- [Work to be completed]: Copy all the data below, replacing every "screenshot" with "chart" and changing nothing else. Leave the pictures out.
— START Source material —
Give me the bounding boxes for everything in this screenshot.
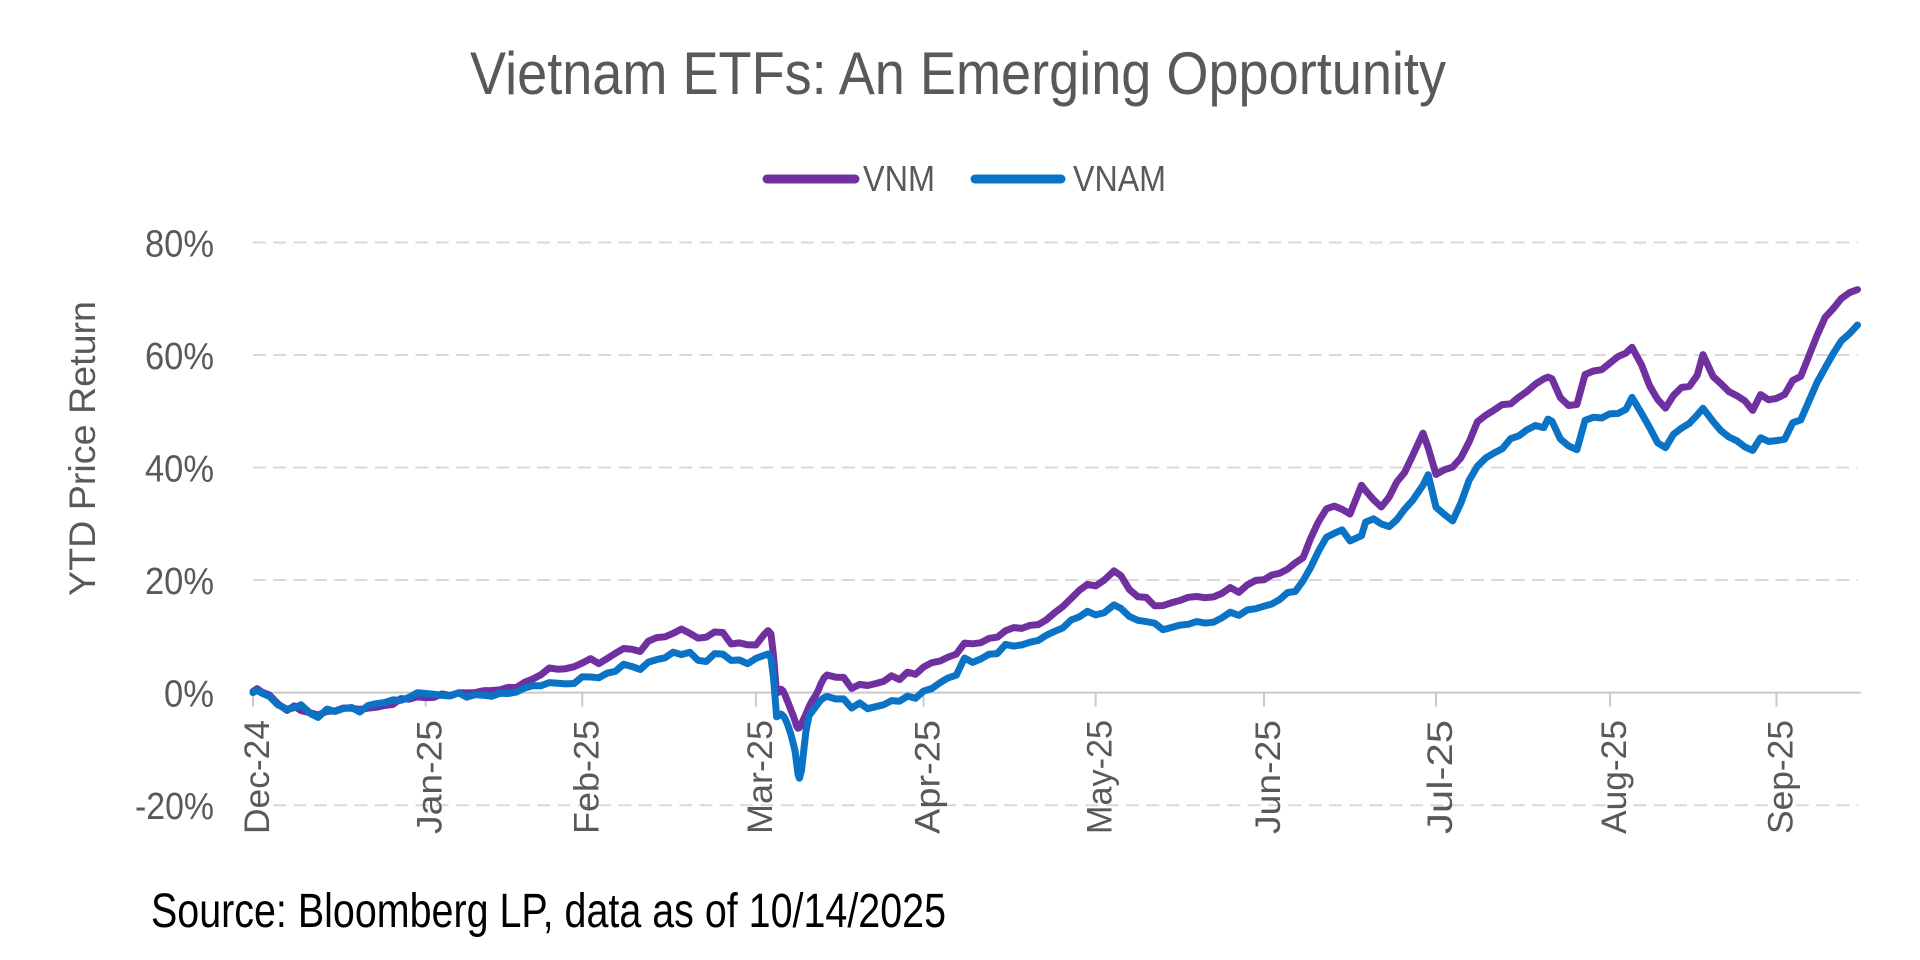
- svg-text:May-25: May-25: [1081, 720, 1120, 834]
- svg-text:Jun-25: Jun-25: [1249, 720, 1288, 834]
- svg-text:20%: 20%: [145, 561, 214, 603]
- svg-text:Source: Bloomberg LP, data as: Source: Bloomberg LP, data as of 10/14/2…: [151, 885, 946, 938]
- svg-text:Feb-25: Feb-25: [567, 720, 606, 834]
- svg-text:Jan-25: Jan-25: [411, 720, 450, 834]
- svg-text:80%: 80%: [145, 224, 214, 266]
- svg-text:Mar-25: Mar-25: [741, 720, 780, 834]
- svg-text:Aug-25: Aug-25: [1595, 720, 1634, 834]
- svg-text:0%: 0%: [164, 674, 214, 716]
- svg-text:60%: 60%: [145, 336, 214, 378]
- svg-text:YTD Price Return: YTD Price Return: [62, 301, 103, 596]
- svg-text:Vietnam ETFs: An Emerging Oppo: Vietnam ETFs: An Emerging Opportunity: [470, 40, 1446, 107]
- svg-text:Jul-25: Jul-25: [1421, 720, 1460, 834]
- svg-text:40%: 40%: [145, 449, 214, 491]
- svg-text:VNAM: VNAM: [1073, 158, 1166, 199]
- svg-text:Apr-25: Apr-25: [909, 720, 948, 834]
- svg-text:Dec-24: Dec-24: [238, 720, 277, 834]
- svg-text:VNM: VNM: [863, 158, 935, 199]
- svg-text:-20%: -20%: [135, 786, 214, 828]
- svg-text:Sep-25: Sep-25: [1762, 720, 1801, 834]
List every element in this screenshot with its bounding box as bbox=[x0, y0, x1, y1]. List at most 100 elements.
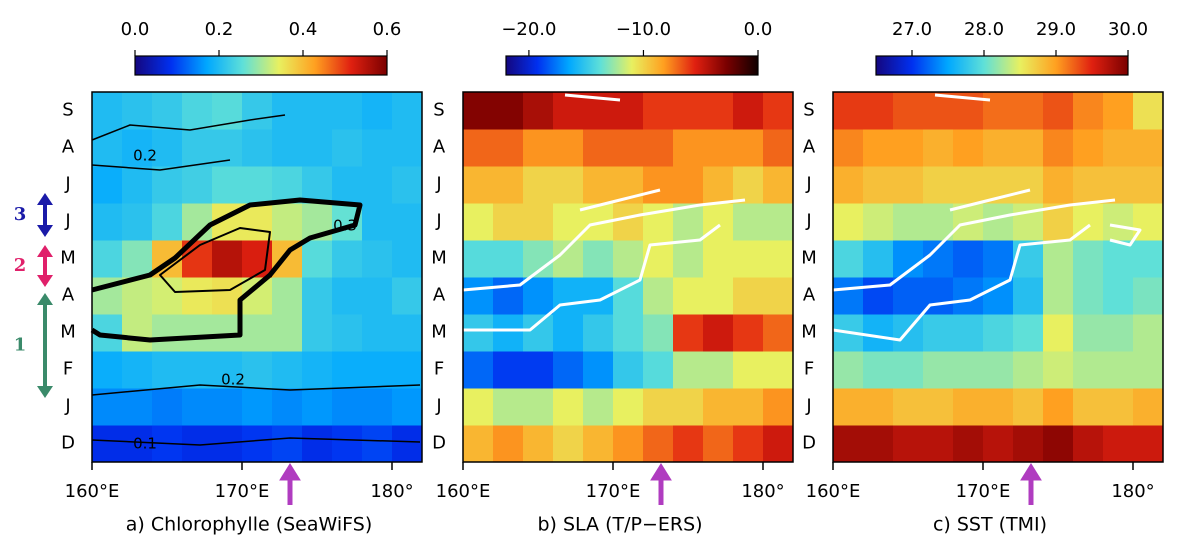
— END Source material —
- [Written solution]:
Give me the bounding boxes for everything in this chart.
- svg-text:May-25: May-25: [1081, 720, 1120, 834]
- svg-text:Jun-25: Jun-25: [1249, 720, 1288, 834]
- svg-text:20%: 20%: [145, 561, 214, 603]
- svg-text:Source: Bloomberg LP, data as: Source: Bloomberg LP, data as of 10/14/2…: [151, 885, 946, 938]
- svg-text:Feb-25: Feb-25: [567, 720, 606, 834]
- svg-text:Jan-25: Jan-25: [411, 720, 450, 834]
- svg-text:80%: 80%: [145, 224, 214, 266]
- svg-text:Mar-25: Mar-25: [741, 720, 780, 834]
- svg-text:Aug-25: Aug-25: [1595, 720, 1634, 834]
- svg-text:0%: 0%: [164, 674, 214, 716]
- svg-text:60%: 60%: [145, 336, 214, 378]
- svg-text:YTD Price Return: YTD Price Return: [62, 301, 103, 596]
- svg-text:Vietnam ETFs: An Emerging Oppo: Vietnam ETFs: An Emerging Opportunity: [470, 40, 1446, 107]
- svg-text:Jul-25: Jul-25: [1421, 720, 1460, 834]
- svg-text:40%: 40%: [145, 449, 214, 491]
- svg-text:VNAM: VNAM: [1073, 158, 1166, 199]
- svg-text:Apr-25: Apr-25: [909, 720, 948, 834]
- svg-text:Dec-24: Dec-24: [238, 720, 277, 834]
- svg-text:VNM: VNM: [863, 158, 935, 199]
- svg-text:-20%: -20%: [135, 786, 214, 828]
- svg-text:Sep-25: Sep-25: [1762, 720, 1801, 834]
List every element in this chart with its bounding box as bbox=[x0, y0, x1, y1]. List at most 100 elements.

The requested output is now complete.